(Collection entries)
_ _ _ _ _ _ _

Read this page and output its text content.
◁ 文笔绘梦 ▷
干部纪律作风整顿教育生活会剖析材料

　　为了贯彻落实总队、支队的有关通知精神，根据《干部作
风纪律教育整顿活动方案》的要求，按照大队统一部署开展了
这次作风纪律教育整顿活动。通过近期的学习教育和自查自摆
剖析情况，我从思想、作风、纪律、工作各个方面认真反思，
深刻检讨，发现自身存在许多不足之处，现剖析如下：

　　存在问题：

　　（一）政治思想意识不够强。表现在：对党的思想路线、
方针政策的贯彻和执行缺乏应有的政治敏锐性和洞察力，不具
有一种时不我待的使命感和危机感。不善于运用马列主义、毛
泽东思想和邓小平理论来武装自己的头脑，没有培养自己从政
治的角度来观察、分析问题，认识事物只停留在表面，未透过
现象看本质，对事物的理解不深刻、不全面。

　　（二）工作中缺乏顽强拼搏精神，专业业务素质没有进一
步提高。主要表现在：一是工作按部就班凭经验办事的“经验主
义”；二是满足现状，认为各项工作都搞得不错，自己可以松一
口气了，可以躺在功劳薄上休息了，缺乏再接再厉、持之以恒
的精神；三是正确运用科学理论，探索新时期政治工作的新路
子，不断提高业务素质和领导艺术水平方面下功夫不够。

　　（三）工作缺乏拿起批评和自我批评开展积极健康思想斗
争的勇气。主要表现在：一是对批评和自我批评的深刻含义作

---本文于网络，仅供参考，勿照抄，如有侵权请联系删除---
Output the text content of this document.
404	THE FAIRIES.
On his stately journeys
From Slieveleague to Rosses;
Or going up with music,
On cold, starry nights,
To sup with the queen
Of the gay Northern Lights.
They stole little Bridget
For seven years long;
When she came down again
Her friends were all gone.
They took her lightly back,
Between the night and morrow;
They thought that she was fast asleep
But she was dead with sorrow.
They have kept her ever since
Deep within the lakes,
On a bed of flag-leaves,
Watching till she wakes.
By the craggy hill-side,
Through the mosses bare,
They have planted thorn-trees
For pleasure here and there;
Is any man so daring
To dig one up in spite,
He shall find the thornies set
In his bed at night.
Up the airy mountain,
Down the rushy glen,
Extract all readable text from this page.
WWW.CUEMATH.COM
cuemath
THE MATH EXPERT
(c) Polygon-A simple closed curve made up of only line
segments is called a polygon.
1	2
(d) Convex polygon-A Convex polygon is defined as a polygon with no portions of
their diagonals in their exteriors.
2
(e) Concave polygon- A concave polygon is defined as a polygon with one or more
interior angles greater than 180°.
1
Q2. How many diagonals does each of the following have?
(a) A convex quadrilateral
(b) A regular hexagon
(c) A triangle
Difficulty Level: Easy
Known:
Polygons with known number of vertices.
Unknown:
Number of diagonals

_ _ _ _ _ _ _

◆ WORK TO COMPLETE
The answer is a single number, the count of lines in the records that contain the string "defined".

◆ ANSWER TO THE PROBLEM
2